* _SHORT PROBLEM_:
Reproduce the entries in full, with no changes.

[Chart and figure data]
Begin

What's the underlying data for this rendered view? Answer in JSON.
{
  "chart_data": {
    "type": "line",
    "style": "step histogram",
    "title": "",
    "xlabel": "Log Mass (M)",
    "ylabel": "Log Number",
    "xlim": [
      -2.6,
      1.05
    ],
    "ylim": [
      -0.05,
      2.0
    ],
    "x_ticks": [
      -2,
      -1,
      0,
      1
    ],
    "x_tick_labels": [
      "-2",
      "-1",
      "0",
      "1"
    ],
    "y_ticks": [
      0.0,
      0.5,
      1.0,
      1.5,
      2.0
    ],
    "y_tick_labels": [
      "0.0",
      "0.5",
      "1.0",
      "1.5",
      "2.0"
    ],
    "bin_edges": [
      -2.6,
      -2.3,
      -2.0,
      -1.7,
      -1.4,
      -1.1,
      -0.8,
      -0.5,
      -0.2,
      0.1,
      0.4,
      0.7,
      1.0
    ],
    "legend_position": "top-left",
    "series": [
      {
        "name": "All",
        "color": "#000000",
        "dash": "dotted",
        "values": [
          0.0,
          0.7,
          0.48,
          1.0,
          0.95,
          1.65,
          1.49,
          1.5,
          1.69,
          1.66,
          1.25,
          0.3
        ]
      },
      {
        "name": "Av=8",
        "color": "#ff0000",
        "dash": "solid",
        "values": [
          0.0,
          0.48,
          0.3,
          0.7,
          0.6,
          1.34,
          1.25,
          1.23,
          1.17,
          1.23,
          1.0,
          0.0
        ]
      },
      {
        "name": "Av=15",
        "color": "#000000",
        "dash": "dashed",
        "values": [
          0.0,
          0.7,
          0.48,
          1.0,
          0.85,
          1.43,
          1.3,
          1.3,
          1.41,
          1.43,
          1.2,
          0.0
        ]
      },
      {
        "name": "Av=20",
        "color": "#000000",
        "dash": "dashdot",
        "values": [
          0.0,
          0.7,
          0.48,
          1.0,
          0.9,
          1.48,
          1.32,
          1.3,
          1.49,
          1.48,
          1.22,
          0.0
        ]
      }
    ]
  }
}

End

* _RESULT OF THIS TASK_:
What's the underlying data for this rendered view? Answer in JSON.
{
  "chart_data": {
    "type": "line",
    "style": "step histogram",
    "title": "",
    "xlabel": "Log Mass (M)",
    "ylabel": "Log Number",
    "xlim": [
      -2.6,
      1.05
    ],
    "ylim": [
      -0.05,
      2.0
    ],
    "x_ticks": [
      -2,
      -1,
      0,
      1
    ],
    "x_tick_labels": [
      "-2",
      "-1",
      "0",
      "1"
    ],
    "y_ticks": [
      0.0,
      0.5,
      1.0,
      1.5,
      2.0
    ],
    "y_tick_labels": [
      "0.0",
      "0.5",
      "1.0",
      "1.5",
      "2.0"
    ],
    "bin_edges": [
      -2.6,
      -2.3,
      -2.0,
      -1.7,
      -1.4,
      -1.1,
      -0.8,
      -0.5,
      -0.2,
      0.1,
      0.4,
      0.7,
      1.0
    ],
    "legend_position": "top-left",
    "series": [
      {
        "name": "All",
        "color": "#000000",
        "dash": "dotted",
        "values": [
          0.0,
          0.7,
          0.48,
          1.0,
          0.95,
          1.65,
          1.49,
          1.5,
          1.69,
          1.66,
          1.25,
          0.3
        ]
      },
      {
        "name": "Av=8",
        "color": "#ff0000",
        "dash": "solid",
        "values": [
          0.0,
          0.48,
          0.3,
          0.7,
          0.6,
          1.34,
          1.25,
          1.23,
          1.17,
          1.23,
          1.0,
          0.0
        ]
      },
      {
        "name": "Av=15",
        "color": "#000000",
        "dash": "dashed",
        "values": [
          0.0,
          0.7,
          0.48,
          1.0,
          0.85,
          1.43,
          1.3,
          1.3,
          1.41,
          1.43,
          1.2,
          0.0
        ]
      },
      {
        "name": "Av=20",
        "color": "#000000",
        "dash": "dashdot",
        "values": [
          0.0,
          0.7,
          0.48,
          1.0,
          0.9,
          1.48,
          1.32,
          1.3,
          1.49,
          1.48,
          1.22,
          0.0
        ]
      }
    ]
  }
}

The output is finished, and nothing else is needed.